THE EXERCISE: Go through the listing below and list every line with "který".

DATA RECORDS:

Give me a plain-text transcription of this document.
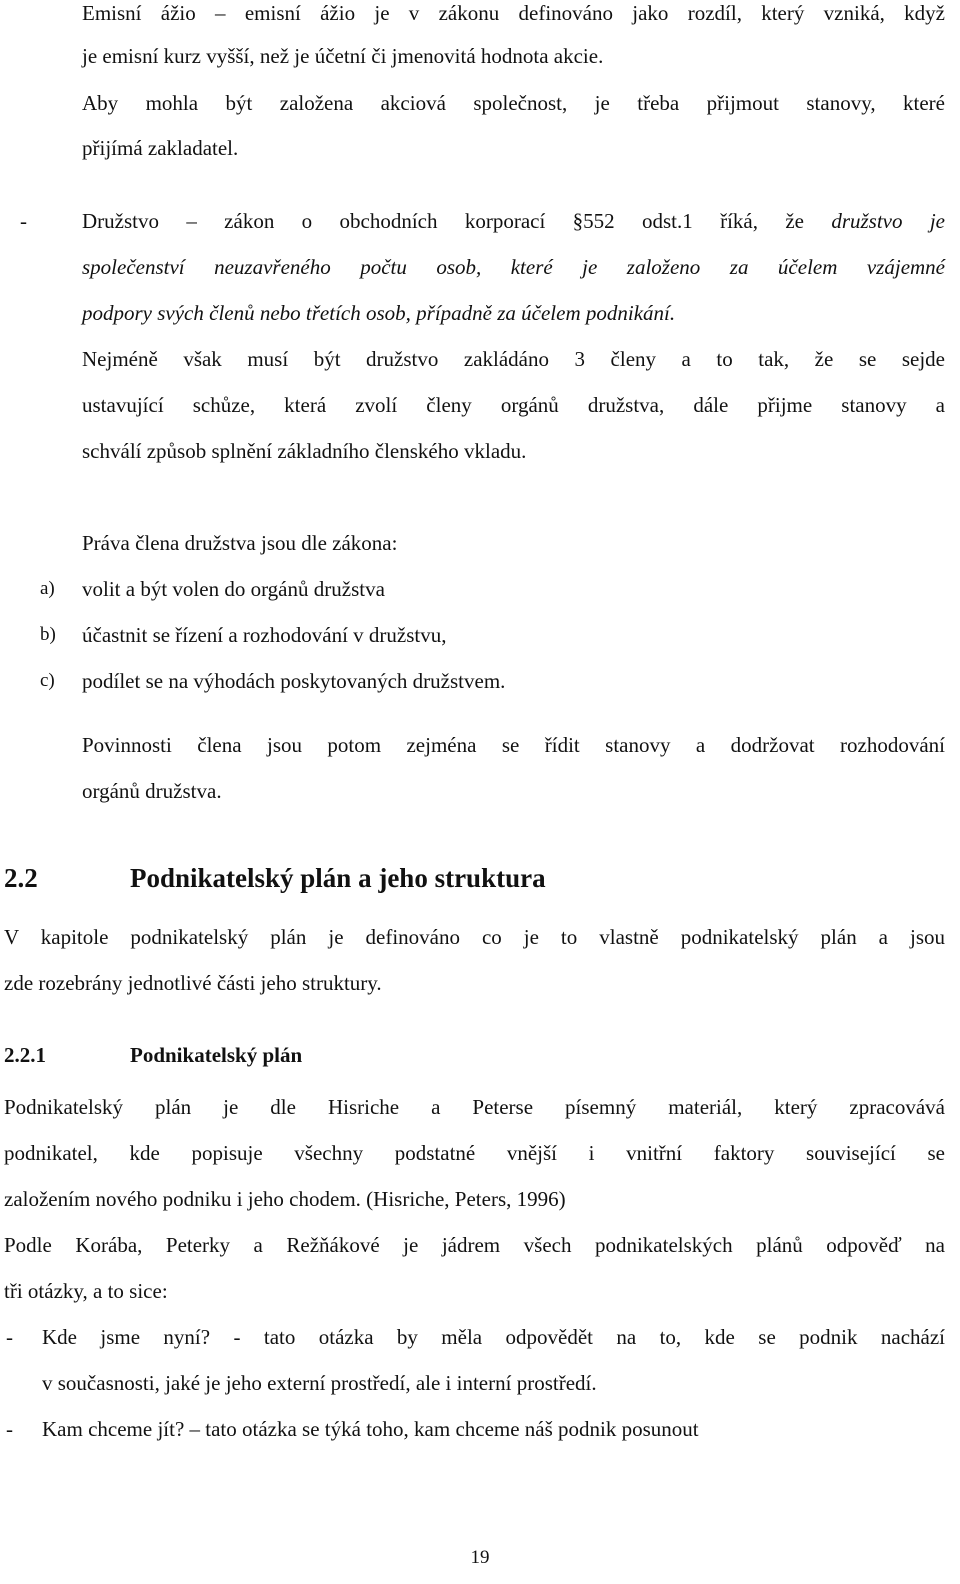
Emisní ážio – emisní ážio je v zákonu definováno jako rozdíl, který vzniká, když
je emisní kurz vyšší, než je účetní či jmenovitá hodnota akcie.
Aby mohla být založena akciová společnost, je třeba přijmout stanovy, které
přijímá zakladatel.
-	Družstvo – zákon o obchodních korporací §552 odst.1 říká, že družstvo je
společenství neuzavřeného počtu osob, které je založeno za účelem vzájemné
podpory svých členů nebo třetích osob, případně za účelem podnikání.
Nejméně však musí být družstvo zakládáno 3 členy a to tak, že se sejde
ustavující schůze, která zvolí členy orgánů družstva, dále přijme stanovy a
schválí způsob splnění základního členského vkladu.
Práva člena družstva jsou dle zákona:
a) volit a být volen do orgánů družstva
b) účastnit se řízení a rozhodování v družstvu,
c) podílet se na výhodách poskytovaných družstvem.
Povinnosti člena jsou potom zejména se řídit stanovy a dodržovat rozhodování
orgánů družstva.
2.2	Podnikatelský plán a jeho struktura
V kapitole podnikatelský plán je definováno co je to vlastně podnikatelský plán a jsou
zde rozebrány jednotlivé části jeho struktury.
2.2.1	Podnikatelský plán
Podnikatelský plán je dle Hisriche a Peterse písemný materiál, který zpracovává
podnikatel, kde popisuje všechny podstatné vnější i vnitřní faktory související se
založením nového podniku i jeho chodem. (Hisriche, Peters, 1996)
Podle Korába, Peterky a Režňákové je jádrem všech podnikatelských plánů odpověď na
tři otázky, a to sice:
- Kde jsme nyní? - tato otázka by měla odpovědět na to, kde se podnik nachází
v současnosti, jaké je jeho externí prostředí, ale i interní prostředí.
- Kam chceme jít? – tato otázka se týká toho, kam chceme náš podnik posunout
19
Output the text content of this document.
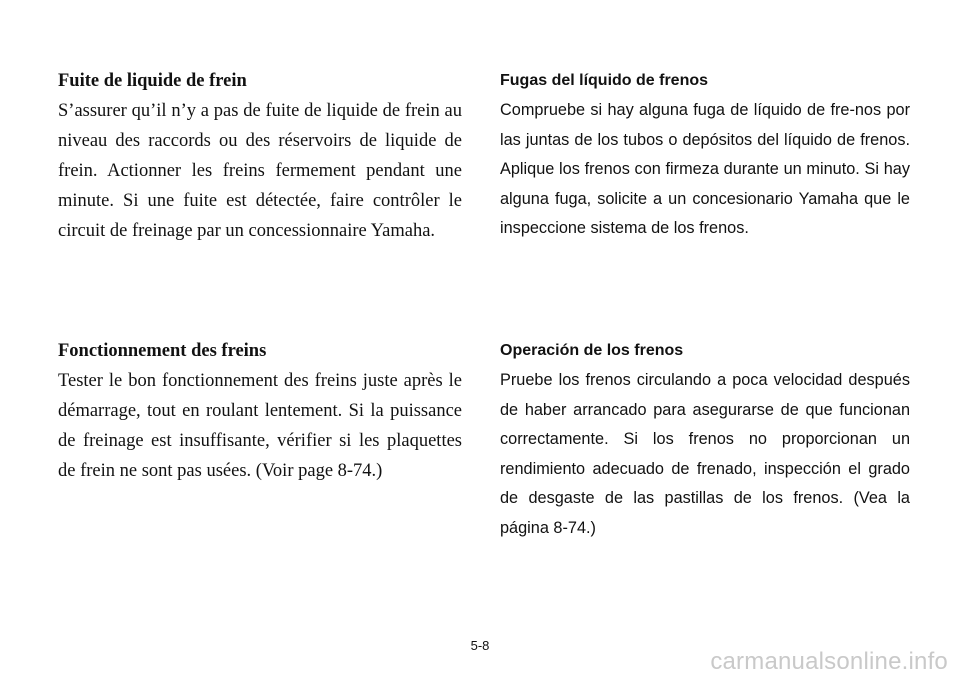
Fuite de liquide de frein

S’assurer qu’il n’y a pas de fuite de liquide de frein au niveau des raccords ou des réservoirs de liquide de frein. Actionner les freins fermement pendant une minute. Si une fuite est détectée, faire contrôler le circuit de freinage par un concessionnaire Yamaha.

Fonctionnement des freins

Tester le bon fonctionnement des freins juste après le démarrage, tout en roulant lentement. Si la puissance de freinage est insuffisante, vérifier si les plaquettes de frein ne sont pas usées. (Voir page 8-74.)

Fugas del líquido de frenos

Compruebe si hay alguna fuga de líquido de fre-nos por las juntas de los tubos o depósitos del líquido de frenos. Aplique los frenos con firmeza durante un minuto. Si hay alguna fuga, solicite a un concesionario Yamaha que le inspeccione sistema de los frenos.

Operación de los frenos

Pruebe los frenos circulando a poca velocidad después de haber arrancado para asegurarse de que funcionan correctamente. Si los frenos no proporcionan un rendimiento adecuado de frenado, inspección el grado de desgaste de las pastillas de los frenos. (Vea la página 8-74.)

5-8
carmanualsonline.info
* * *
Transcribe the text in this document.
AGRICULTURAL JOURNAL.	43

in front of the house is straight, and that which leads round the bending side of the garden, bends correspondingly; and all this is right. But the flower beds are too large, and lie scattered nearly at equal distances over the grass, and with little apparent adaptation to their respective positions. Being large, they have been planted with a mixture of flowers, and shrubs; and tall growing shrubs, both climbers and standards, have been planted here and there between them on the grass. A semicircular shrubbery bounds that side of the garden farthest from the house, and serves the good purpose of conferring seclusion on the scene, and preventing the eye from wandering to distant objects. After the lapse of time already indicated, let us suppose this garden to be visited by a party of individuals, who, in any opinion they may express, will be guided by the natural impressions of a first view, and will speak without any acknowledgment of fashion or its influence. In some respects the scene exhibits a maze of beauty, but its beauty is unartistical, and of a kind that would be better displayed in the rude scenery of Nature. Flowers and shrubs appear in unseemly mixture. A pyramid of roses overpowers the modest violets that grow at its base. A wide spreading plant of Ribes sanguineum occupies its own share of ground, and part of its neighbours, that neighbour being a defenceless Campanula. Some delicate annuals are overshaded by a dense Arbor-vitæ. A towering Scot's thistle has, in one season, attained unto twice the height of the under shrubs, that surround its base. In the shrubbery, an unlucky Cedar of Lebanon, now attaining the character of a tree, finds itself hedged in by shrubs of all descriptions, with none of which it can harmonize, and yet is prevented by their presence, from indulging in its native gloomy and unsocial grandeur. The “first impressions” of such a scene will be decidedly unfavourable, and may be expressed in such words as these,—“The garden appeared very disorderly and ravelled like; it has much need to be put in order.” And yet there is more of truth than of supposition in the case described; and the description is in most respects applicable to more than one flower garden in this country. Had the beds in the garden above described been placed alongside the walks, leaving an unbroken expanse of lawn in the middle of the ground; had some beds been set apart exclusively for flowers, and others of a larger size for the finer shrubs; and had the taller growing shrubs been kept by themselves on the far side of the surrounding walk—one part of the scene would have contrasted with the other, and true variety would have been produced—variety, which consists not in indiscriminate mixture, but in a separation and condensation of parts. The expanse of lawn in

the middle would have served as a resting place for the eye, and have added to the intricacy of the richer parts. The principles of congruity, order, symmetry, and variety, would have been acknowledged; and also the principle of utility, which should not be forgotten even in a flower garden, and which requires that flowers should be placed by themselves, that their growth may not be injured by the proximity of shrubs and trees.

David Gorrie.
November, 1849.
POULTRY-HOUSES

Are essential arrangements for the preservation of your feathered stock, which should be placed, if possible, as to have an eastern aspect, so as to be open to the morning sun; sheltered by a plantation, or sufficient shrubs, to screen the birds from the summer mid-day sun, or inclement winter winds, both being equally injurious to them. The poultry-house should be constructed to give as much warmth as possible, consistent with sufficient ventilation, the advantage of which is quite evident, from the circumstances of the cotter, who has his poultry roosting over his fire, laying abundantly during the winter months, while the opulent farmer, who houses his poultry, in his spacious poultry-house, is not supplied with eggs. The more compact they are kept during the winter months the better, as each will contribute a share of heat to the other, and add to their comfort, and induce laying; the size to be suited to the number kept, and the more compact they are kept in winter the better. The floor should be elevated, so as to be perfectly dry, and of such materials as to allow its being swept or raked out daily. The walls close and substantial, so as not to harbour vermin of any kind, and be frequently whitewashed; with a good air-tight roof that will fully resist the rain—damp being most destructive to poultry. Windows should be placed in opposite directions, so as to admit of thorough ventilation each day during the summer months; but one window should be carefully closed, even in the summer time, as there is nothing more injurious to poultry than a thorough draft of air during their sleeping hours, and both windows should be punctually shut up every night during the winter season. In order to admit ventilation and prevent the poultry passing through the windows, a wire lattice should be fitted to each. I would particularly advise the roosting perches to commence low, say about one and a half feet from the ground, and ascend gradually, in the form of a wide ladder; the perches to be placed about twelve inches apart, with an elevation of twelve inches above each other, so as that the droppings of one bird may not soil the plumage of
* * *
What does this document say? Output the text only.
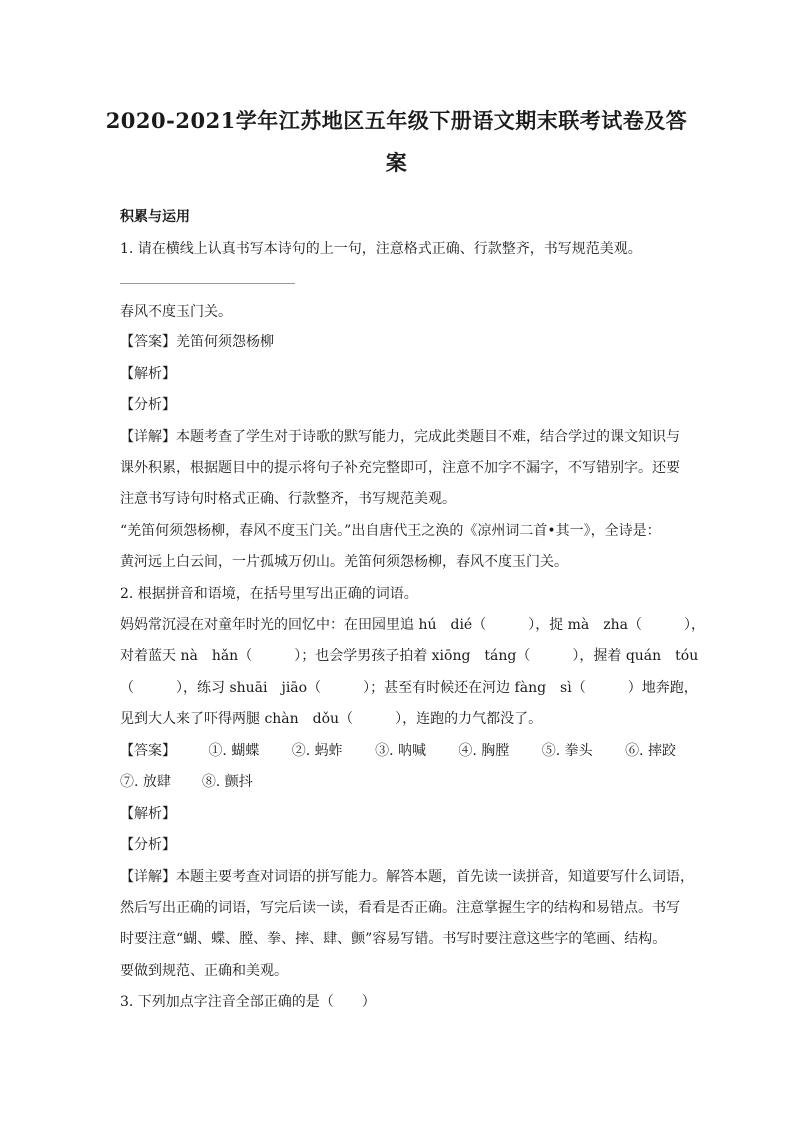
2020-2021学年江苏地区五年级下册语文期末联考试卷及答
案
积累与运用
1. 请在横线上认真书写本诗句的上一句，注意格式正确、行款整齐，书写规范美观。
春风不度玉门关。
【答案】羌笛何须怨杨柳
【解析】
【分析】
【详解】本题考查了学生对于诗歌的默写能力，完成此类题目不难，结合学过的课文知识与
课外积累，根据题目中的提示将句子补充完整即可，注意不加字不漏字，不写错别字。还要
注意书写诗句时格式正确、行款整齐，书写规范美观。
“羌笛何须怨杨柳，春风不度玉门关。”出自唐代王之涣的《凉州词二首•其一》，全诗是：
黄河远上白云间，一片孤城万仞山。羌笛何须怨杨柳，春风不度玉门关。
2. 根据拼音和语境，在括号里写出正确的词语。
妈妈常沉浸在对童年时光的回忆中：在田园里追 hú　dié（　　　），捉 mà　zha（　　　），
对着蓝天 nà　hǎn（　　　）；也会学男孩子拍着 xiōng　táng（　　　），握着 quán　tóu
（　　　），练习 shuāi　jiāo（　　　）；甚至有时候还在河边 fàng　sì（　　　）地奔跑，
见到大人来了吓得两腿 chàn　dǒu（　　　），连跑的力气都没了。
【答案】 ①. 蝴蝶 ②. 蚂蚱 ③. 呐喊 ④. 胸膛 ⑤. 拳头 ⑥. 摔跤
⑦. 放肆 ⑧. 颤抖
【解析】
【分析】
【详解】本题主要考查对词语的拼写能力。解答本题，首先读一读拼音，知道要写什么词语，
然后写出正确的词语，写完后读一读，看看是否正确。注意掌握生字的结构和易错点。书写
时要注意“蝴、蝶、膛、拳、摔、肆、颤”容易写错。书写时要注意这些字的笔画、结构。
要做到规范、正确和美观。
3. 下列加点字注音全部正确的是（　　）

TASK SOLUTION:
Emisní ážio – emisní ážio je v zákonu definováno jako rozdíl, který vzniká, když
Podnikatelský plán je dle Hisriche a Peterse písemný materiál, který zpracovává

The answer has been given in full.